## Written task
Go through the entries below and pick out every line with "辽宁省农业科学院".

(Recorded data)
— begin —
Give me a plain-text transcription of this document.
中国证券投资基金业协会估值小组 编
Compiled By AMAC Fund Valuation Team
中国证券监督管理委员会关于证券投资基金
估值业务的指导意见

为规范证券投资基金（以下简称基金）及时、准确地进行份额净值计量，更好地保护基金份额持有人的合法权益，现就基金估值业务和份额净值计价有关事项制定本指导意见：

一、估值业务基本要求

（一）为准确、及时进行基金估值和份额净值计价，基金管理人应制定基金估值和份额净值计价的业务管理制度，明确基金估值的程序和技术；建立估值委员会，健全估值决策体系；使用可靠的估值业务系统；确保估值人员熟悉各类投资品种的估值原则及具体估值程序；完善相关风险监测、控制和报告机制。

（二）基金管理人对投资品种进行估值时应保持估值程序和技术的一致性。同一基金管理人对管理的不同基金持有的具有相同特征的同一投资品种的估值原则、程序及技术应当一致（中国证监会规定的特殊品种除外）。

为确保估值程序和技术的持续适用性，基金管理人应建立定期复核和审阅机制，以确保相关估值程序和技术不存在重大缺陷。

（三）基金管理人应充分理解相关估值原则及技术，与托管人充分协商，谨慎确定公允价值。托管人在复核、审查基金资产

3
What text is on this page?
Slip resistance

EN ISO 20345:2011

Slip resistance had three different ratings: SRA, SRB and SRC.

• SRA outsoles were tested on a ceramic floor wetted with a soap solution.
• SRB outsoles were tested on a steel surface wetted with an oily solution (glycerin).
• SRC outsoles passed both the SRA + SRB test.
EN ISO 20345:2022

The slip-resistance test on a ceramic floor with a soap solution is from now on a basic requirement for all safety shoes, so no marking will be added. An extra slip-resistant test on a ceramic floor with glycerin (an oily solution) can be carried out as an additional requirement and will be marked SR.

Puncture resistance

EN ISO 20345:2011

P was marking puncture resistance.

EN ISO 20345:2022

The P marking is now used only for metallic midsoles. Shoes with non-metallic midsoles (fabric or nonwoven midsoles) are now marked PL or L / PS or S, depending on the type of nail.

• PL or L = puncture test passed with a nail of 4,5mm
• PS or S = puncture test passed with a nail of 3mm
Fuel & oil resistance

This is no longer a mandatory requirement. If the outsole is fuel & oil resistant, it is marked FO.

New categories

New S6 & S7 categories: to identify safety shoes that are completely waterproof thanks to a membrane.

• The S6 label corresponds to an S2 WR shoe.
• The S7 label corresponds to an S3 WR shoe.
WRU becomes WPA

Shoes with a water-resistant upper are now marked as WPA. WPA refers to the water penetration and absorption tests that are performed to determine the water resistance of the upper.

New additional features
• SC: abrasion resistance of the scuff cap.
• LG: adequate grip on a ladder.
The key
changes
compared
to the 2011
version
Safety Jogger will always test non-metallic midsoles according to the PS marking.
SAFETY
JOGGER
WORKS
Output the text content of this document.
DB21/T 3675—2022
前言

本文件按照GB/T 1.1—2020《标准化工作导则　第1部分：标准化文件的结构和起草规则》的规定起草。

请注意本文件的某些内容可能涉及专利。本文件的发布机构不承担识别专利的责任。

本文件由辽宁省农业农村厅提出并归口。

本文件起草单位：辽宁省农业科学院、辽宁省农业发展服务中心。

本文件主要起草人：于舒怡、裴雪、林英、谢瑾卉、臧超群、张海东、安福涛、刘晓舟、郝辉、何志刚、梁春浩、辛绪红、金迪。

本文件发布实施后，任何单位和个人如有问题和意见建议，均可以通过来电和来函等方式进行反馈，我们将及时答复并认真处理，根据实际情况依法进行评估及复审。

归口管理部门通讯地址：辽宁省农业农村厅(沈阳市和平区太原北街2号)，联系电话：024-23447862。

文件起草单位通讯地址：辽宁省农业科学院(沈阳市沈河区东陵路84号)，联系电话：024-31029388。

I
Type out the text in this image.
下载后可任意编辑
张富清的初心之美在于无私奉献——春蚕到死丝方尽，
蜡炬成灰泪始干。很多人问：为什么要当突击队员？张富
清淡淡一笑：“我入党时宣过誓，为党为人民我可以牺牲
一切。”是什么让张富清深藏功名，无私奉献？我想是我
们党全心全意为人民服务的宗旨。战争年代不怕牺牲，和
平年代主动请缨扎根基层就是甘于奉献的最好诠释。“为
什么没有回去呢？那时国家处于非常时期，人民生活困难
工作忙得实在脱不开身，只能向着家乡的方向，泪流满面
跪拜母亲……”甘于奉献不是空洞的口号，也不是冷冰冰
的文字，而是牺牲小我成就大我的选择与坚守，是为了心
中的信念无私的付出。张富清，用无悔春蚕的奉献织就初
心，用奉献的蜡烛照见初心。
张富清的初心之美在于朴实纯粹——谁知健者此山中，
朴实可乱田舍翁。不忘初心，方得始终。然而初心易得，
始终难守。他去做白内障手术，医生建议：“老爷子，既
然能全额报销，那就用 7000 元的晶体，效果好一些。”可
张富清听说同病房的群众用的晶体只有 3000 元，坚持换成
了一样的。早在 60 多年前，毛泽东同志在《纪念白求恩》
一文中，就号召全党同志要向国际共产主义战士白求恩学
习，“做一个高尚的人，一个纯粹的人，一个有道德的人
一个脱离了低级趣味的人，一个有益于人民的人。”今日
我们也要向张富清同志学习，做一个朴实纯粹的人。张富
— end —
## Response for this exercise
本文件起草单位：辽宁省农业科学院、辽宁省农业发展服务中心。
文件起草单位通讯地址：辽宁省农业科学院(沈阳市沈河区东陵路84号)，联系电话：024-31029388。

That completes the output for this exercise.